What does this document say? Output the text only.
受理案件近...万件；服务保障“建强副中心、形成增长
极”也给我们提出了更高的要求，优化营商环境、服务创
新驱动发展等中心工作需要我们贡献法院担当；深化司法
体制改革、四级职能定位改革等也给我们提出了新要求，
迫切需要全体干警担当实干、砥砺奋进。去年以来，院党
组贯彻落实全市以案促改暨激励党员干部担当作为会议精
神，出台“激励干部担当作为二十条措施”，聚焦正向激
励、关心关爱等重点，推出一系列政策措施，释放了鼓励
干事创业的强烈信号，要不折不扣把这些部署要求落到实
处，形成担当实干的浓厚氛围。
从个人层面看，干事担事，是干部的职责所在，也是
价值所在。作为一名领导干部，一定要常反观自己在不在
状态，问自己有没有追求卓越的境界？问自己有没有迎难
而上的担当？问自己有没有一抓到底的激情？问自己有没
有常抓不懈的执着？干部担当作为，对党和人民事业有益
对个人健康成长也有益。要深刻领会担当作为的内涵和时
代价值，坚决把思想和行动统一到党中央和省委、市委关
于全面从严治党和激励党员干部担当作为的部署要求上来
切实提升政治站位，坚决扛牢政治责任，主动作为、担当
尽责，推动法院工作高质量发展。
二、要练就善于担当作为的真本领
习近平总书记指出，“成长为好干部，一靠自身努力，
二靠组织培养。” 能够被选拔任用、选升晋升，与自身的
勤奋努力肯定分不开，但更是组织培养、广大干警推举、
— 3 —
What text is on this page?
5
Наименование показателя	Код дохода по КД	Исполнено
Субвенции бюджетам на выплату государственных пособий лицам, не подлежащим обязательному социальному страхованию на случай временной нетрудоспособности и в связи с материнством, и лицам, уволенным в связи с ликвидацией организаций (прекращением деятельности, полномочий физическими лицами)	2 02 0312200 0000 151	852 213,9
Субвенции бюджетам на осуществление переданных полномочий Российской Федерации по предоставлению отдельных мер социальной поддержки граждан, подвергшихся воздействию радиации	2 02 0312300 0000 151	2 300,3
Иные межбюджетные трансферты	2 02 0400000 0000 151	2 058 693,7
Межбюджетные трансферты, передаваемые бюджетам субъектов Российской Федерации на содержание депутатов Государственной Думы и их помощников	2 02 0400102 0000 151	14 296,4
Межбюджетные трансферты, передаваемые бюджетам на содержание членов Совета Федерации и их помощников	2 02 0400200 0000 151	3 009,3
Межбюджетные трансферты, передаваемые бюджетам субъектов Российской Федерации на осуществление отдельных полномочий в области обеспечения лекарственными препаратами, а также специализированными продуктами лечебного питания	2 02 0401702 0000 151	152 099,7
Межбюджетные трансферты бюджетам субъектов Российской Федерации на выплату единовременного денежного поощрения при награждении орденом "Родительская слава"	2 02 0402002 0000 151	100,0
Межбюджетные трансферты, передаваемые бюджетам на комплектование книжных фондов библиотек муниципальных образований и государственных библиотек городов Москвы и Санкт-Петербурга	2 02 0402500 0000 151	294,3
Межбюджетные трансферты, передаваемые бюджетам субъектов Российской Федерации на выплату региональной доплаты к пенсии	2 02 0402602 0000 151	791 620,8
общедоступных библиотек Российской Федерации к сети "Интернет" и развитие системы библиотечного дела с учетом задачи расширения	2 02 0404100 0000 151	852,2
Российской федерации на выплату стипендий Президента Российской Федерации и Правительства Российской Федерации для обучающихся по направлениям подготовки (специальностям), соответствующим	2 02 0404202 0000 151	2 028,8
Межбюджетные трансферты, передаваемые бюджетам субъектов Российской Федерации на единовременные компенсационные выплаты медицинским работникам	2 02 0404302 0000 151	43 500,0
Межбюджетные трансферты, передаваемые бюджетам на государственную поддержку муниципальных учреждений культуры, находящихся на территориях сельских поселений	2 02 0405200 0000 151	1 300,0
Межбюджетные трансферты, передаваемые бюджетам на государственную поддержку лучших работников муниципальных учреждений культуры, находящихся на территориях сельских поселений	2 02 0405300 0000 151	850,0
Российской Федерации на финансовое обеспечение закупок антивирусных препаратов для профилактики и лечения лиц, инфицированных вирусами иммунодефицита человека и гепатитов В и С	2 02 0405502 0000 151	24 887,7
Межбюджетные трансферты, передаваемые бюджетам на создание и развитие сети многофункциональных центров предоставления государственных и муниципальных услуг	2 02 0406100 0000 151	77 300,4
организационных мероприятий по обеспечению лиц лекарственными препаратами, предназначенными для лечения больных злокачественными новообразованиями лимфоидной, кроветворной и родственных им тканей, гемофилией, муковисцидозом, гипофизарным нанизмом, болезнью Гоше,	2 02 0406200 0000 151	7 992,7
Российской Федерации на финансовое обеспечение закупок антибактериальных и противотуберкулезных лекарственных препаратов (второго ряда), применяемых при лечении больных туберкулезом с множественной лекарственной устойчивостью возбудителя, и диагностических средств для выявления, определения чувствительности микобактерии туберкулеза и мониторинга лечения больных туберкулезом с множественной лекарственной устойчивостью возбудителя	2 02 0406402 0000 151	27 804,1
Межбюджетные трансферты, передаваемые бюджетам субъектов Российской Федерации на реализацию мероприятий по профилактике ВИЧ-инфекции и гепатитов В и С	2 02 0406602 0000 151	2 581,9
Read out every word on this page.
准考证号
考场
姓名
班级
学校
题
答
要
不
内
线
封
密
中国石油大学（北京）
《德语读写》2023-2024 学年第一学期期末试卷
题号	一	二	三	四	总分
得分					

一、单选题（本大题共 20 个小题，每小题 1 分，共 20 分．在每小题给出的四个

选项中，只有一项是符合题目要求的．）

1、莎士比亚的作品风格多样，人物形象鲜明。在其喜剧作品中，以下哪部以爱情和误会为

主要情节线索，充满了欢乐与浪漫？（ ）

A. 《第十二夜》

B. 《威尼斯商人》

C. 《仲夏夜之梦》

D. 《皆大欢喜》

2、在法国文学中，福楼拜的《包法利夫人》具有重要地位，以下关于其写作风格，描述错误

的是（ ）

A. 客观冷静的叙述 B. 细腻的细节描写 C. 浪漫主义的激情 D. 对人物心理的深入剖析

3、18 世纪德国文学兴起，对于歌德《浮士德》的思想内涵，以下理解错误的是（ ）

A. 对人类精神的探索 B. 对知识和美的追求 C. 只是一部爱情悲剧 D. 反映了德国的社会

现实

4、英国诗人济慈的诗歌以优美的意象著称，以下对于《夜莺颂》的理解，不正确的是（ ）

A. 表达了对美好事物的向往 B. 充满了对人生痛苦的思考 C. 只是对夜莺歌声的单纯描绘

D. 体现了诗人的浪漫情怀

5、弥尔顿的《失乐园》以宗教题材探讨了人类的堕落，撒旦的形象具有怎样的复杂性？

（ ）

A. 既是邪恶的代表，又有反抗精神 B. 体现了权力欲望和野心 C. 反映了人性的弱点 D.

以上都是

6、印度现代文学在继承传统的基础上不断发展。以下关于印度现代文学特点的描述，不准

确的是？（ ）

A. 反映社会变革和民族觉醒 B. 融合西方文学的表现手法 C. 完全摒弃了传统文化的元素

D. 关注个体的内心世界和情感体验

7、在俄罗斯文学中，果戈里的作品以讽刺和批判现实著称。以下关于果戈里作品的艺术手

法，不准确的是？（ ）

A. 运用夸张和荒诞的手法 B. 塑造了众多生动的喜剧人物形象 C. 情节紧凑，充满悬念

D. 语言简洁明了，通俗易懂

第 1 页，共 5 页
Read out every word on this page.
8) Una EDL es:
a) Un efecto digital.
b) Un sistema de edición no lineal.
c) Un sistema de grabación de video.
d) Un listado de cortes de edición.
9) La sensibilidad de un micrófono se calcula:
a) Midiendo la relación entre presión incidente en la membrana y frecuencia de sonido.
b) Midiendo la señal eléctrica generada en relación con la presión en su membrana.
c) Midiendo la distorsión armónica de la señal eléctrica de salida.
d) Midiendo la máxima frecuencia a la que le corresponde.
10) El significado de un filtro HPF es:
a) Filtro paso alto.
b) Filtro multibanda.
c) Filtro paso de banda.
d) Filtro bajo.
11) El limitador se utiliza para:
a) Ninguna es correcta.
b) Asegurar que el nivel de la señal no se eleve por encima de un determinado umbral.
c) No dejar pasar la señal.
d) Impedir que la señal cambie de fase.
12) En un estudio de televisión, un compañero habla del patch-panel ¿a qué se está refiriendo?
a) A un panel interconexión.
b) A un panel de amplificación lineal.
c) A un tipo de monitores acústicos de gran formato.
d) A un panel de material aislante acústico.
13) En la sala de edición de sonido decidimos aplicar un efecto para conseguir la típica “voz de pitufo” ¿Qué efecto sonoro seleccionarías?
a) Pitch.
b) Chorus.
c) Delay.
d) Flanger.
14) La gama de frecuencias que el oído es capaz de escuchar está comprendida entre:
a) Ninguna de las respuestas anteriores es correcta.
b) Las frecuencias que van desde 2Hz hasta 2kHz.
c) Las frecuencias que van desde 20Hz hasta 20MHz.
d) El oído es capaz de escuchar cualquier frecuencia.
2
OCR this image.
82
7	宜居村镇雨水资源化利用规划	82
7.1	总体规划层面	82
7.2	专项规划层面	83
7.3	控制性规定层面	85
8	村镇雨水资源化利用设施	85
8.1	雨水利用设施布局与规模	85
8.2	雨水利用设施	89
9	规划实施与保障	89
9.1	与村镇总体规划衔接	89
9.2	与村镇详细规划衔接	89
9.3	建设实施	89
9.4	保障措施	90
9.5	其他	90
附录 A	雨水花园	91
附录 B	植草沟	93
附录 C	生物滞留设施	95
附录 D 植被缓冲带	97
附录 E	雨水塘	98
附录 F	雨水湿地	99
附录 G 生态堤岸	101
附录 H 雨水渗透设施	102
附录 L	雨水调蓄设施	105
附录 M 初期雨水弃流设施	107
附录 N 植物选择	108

=-=-=-=-=

→ **GIVEN REQUEST**
Set down, word for word, only the lines running from the line with "OCR this image." to the last line of the listing above. Both of those lines belong in your answer.

→ **EXERCISE RESPONSE**
OCR this image.
82
7	宜居村镇雨水资源化利用规划	82
7.1	总体规划层面	82
7.2	专项规划层面	83
7.3	控制性规定层面	85
8	村镇雨水资源化利用设施	85
8.1	雨水利用设施布局与规模	85
8.2	雨水利用设施	89
9	规划实施与保障	89
9.1	与村镇总体规划衔接	89
9.2	与村镇详细规划衔接	89
9.3	建设实施	89
9.4	保障措施	90
9.5	其他	90
附录 A	雨水花园	91
附录 B	植草沟	93
附录 C	生物滞留设施	95
附录 D 植被缓冲带	97
附录 E	雨水塘	98
附录 F	雨水湿地	99
附录 G 生态堤岸	101
附录 H 雨水渗透设施	102
附录 L	雨水调蓄设施	105
附录 M 初期雨水弃流设施	107
附录 N 植物选择	108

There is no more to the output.